### YOUR INSTRUCTIONS
Of all the lines in the material, how many contain the word "properly"? State the number alone.

### SUPPLIED ENTRIES
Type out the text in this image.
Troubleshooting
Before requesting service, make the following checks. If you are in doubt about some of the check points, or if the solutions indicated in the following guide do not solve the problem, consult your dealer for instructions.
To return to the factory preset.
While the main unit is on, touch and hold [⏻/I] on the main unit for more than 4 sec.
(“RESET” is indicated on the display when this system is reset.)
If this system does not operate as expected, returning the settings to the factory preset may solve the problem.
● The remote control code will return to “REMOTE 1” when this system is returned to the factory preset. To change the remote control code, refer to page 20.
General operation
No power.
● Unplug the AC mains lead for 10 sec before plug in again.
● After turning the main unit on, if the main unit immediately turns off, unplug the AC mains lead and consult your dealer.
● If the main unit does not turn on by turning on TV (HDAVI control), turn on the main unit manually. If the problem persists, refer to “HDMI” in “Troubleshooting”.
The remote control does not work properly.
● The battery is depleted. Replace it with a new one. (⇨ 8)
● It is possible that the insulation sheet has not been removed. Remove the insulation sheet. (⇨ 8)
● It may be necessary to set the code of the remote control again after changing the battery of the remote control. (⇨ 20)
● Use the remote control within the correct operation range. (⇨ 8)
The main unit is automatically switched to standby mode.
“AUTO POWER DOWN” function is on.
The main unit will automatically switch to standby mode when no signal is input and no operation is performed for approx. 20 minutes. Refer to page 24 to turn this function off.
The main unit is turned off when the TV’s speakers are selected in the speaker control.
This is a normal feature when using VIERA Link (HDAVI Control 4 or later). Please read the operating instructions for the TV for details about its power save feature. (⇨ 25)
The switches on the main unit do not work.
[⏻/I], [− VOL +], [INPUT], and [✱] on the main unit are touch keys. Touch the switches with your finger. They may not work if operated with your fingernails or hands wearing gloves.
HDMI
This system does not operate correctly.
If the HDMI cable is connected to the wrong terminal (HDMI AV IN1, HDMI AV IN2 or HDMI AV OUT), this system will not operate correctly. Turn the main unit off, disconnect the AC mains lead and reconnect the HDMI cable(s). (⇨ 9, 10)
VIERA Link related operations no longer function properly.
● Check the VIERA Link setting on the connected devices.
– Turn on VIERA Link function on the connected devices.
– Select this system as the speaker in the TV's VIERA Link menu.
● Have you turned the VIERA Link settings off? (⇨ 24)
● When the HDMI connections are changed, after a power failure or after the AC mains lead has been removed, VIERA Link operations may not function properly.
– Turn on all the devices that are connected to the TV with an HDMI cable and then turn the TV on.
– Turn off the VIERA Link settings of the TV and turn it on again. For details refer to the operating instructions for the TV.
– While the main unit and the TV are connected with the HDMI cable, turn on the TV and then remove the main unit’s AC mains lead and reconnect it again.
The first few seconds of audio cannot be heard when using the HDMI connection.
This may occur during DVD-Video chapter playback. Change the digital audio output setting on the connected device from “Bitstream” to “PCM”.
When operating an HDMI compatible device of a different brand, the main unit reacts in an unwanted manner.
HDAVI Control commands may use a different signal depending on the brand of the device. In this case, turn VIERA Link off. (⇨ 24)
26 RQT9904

### OUTPUT BELOW
3